Records shown:
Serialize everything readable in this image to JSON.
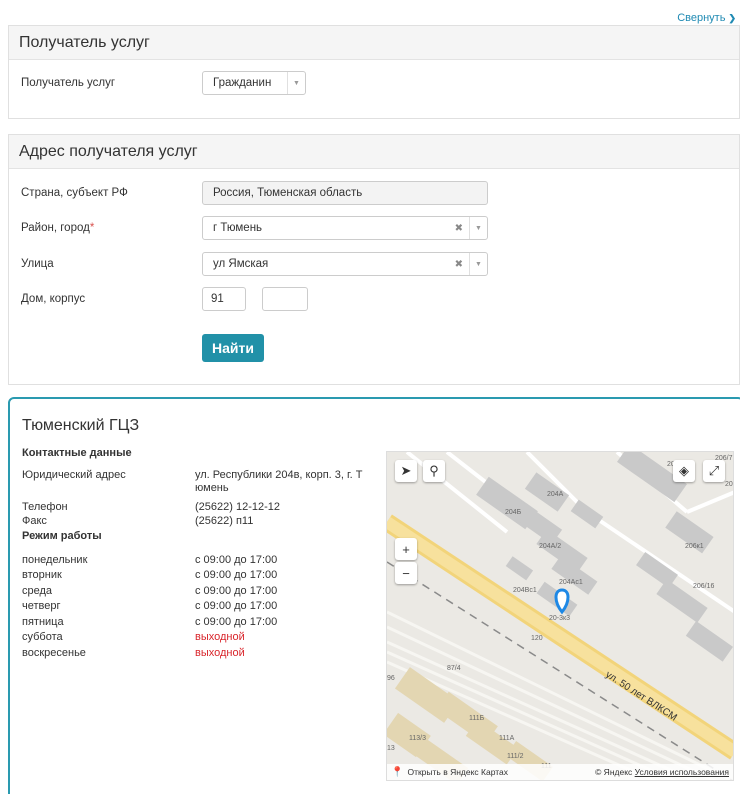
{
  "header": {
    "collapse_label": "Свернуть"
  },
  "recipient": {
    "title": "Получатель услуг",
    "field_label": "Получатель услуг",
    "value": "Гражданин"
  },
  "address": {
    "title": "Адрес получателя услуг",
    "country_label": "Страна, субъект РФ",
    "country_value": "Россия, Тюменская область",
    "city_label": "Район, город",
    "city_required": "*",
    "city_value": "г Тюмень",
    "street_label": "Улица",
    "street_value": "ул Ямская",
    "house_label": "Дом, корпус",
    "house_value": "91",
    "building_value": "",
    "find_button": "Найти"
  },
  "organization": {
    "name": "Тюменский ГЦЗ",
    "contacts_heading": "Контактные данные",
    "legal_address_label": "Юридический адрес",
    "legal_address_value": "ул. Республики 204в, корп. 3, г. Т юмень",
    "phone_label": "Телефон",
    "phone_value": "(25622) 12-12-12",
    "fax_label": "Факс",
    "fax_value": "(25622) п11",
    "schedule_heading": "Режим работы",
    "schedule": [
      {
        "day": "понедельник",
        "hours": "с 09:00 до 17:00",
        "status": "open"
      },
      {
        "day": "вторник",
        "hours": "с 09:00 до 17:00",
        "status": "open"
      },
      {
        "day": "среда",
        "hours": "с 09:00 до 17:00",
        "status": "open"
      },
      {
        "day": "четверг",
        "hours": "с 09:00 до 17:00",
        "status": "open"
      },
      {
        "day": "пятница",
        "hours": "с 09:00 до 17:00",
        "status": "open"
      },
      {
        "day": "суббота",
        "hours": "выходной",
        "status": "off"
      },
      {
        "day": "воскресенье",
        "hours": "выходной",
        "status": "off"
      }
    ]
  },
  "map": {
    "open_link": "Открыть в Яндекс Картах",
    "copyright": "© Яндекс",
    "terms": "Условия использования",
    "street_label": "ул. 50 лет ВЛКСМ",
    "building_labels": [
      "204А",
      "204Б",
      "204А/2",
      "204Ас1",
      "204Вс1",
      "206к1",
      "206/16",
      "20-3к3",
      "120",
      "87/4",
      "111Б",
      "113/3",
      "111А",
      "111/2",
      "111",
      "96",
      "13",
      "206/7",
      "20",
      "20"
    ],
    "controls": [
      "locate-icon",
      "search-icon",
      "layers-icon",
      "fullscreen-icon",
      "zoom-in-icon",
      "zoom-out-icon"
    ]
  }
}
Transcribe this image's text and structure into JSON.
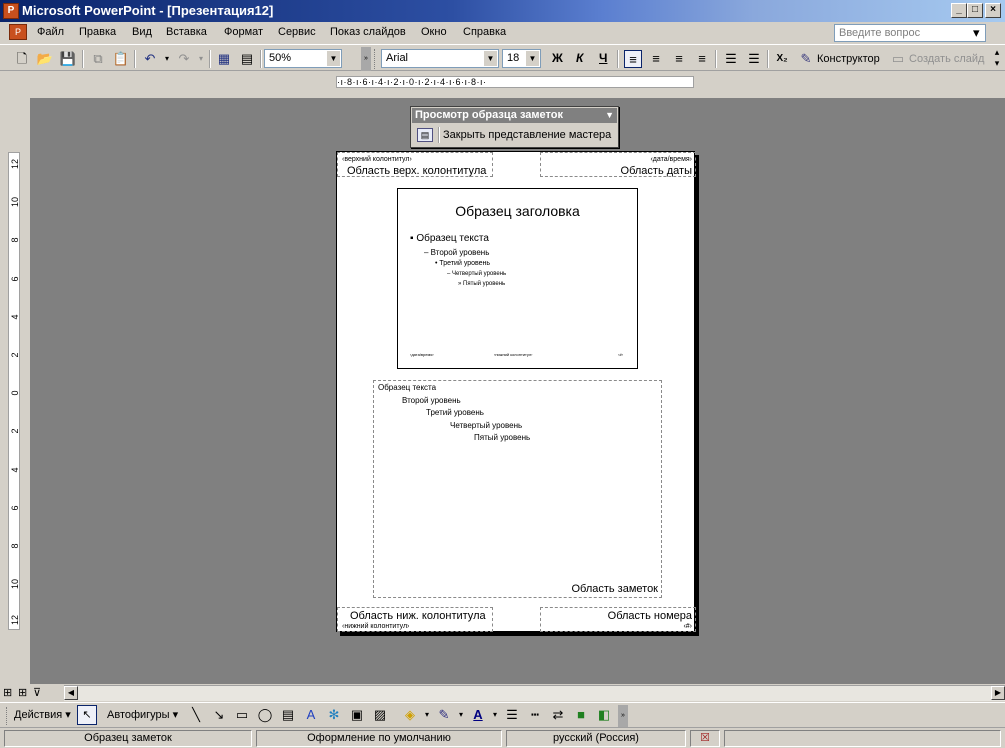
{
  "window": {
    "title": "Microsoft PowerPoint - [Презентация12]"
  },
  "menu": {
    "items": [
      "Файл",
      "Правка",
      "Вид",
      "Вставка",
      "Формат",
      "Сервис",
      "Показ слайдов",
      "Окно",
      "Справка"
    ],
    "help_placeholder": "Введите вопрос"
  },
  "toolbar": {
    "zoom": "50%",
    "font": "Arial",
    "font_size": "18",
    "bold": "Ж",
    "italic": "К",
    "underline": "Ч",
    "designer": "Конструктор",
    "new_slide": "Создать слайд"
  },
  "ruler_top": "·ı·8·ı·6·ı·4·ı·2·ı·0·ı·2·ı·4·ı·6·ı·8·ı·",
  "ruler_left": [
    "12",
    "10",
    "8",
    "6",
    "4",
    "2",
    "0",
    "2",
    "4",
    "6",
    "8",
    "10",
    "12"
  ],
  "floating_toolbar": {
    "caption": "Просмотр образца заметок",
    "close_master": "Закрыть представление мастера"
  },
  "notes_page": {
    "header_small": "‹верхний колонтитул›",
    "header_label": "Область верх. колонтитула",
    "date_small": "‹дата/время›",
    "date_label": "Область даты",
    "slide": {
      "title": "Образец заголовка",
      "l1": "Образец текста",
      "l2": "Второй уровень",
      "l3": "Третий уровень",
      "l4": "Четвертый уровень",
      "l5": "Пятый уровень",
      "footer_date": "‹дата/время›",
      "footer_center": "‹нижний колонтитул›",
      "footer_num": "‹#›"
    },
    "notes": {
      "l1": "Образец текста",
      "l2": "Второй уровень",
      "l3": "Третий уровень",
      "l4": "Четвертый уровень",
      "l5": "Пятый уровень",
      "label": "Область заметок"
    },
    "footer_label": "Область ниж. колонтитула",
    "footer_small": "‹нижний колонтитул›",
    "number_label": "Область номера",
    "number_small": "‹#›"
  },
  "drawing_toolbar": {
    "actions": "Действия",
    "autoshapes": "Автофигуры"
  },
  "status": {
    "view": "Образец заметок",
    "design": "Оформление по умолчанию",
    "language": "русский (Россия)"
  }
}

Exercise requirements: The pictures should not appear in the copy; every other part of the records above must be returned exactly.

Finished answer:
Serialize everything readable in this image to JSON.
{
  "header": {
    "collapse_label": "Свернуть"
  },
  "recipient": {
    "title": "Получатель услуг",
    "field_label": "Получатель услуг",
    "value": "Гражданин"
  },
  "address": {
    "title": "Адрес получателя услуг",
    "country_label": "Страна, субъект РФ",
    "country_value": "Россия, Тюменская область",
    "city_label": "Район, город",
    "city_required": "*",
    "city_value": "г Тюмень",
    "street_label": "Улица",
    "street_value": "ул Ямская",
    "house_label": "Дом, корпус",
    "house_value": "91",
    "building_value": "",
    "find_button": "Найти"
  },
  "organization": {
    "name": "Тюменский ГЦЗ",
    "contacts_heading": "Контактные данные",
    "legal_address_label": "Юридический адрес",
    "legal_address_value": "ул. Республики 204в, корп. 3, г. Т юмень",
    "phone_label": "Телефон",
    "phone_value": "(25622) 12-12-12",
    "fax_label": "Факс",
    "fax_value": "(25622) п11",
    "schedule_heading": "Режим работы",
    "schedule": [
      {
        "day": "понедельник",
        "hours": "с 09:00 до 17:00",
        "status": "open"
      },
      {
        "day": "вторник",
        "hours": "с 09:00 до 17:00",
        "status": "open"
      },
      {
        "day": "среда",
        "hours": "с 09:00 до 17:00",
        "status": "open"
      },
      {
        "day": "четверг",
        "hours": "с 09:00 до 17:00",
        "status": "open"
      },
      {
        "day": "пятница",
        "hours": "с 09:00 до 17:00",
        "status": "open"
      },
      {
        "day": "суббота",
        "hours": "выходной",
        "status": "off"
      },
      {
        "day": "воскресенье",
        "hours": "выходной",
        "status": "off"
      }
    ]
  },
  "map": {
    "open_link": "Открыть в Яндекс Картах",
    "copyright": "© Яндекс",
    "terms": "Условия использования",
    "street_label": "ул. 50 лет ВЛКСМ",
    "building_labels": [
      "204А",
      "204Б",
      "204А/2",
      "204Ас1",
      "204Вс1",
      "206к1",
      "206/16",
      "20-3к3",
      "120",
      "87/4",
      "111Б",
      "113/3",
      "111А",
      "111/2",
      "111",
      "96",
      "13",
      "206/7",
      "20",
      "20"
    ],
    "controls": [
      "locate-icon",
      "search-icon",
      "layers-icon",
      "fullscreen-icon",
      "zoom-in-icon",
      "zoom-out-icon"
    ]
  }
}
Transcribe this image's text and structure into JSON.
{
  "window": {
    "title": "Microsoft PowerPoint - [Презентация12]"
  },
  "menu": {
    "items": [
      "Файл",
      "Правка",
      "Вид",
      "Вставка",
      "Формат",
      "Сервис",
      "Показ слайдов",
      "Окно",
      "Справка"
    ],
    "help_placeholder": "Введите вопрос"
  },
  "toolbar": {
    "zoom": "50%",
    "font": "Arial",
    "font_size": "18",
    "bold": "Ж",
    "italic": "К",
    "underline": "Ч",
    "designer": "Конструктор",
    "new_slide": "Создать слайд"
  },
  "ruler_top": "·ı·8·ı·6·ı·4·ı·2·ı·0·ı·2·ı·4·ı·6·ı·8·ı·",
  "ruler_left": [
    "12",
    "10",
    "8",
    "6",
    "4",
    "2",
    "0",
    "2",
    "4",
    "6",
    "8",
    "10",
    "12"
  ],
  "floating_toolbar": {
    "caption": "Просмотр образца заметок",
    "close_master": "Закрыть представление мастера"
  },
  "notes_page": {
    "header_small": "‹верхний колонтитул›",
    "header_label": "Область верх. колонтитула",
    "date_small": "‹дата/время›",
    "date_label": "Область даты",
    "slide": {
      "title": "Образец заголовка",
      "l1": "Образец текста",
      "l2": "Второй уровень",
      "l3": "Третий уровень",
      "l4": "Четвертый уровень",
      "l5": "Пятый уровень",
      "footer_date": "‹дата/время›",
      "footer_center": "‹нижний колонтитул›",
      "footer_num": "‹#›"
    },
    "notes": {
      "l1": "Образец текста",
      "l2": "Второй уровень",
      "l3": "Третий уровень",
      "l4": "Четвертый уровень",
      "l5": "Пятый уровень",
      "label": "Область заметок"
    },
    "footer_label": "Область ниж. колонтитула",
    "footer_small": "‹нижний колонтитул›",
    "number_label": "Область номера",
    "number_small": "‹#›"
  },
  "drawing_toolbar": {
    "actions": "Действия",
    "autoshapes": "Автофигуры"
  },
  "status": {
    "view": "Образец заметок",
    "design": "Оформление по умолчанию",
    "language": "русский (Россия)"
  }
}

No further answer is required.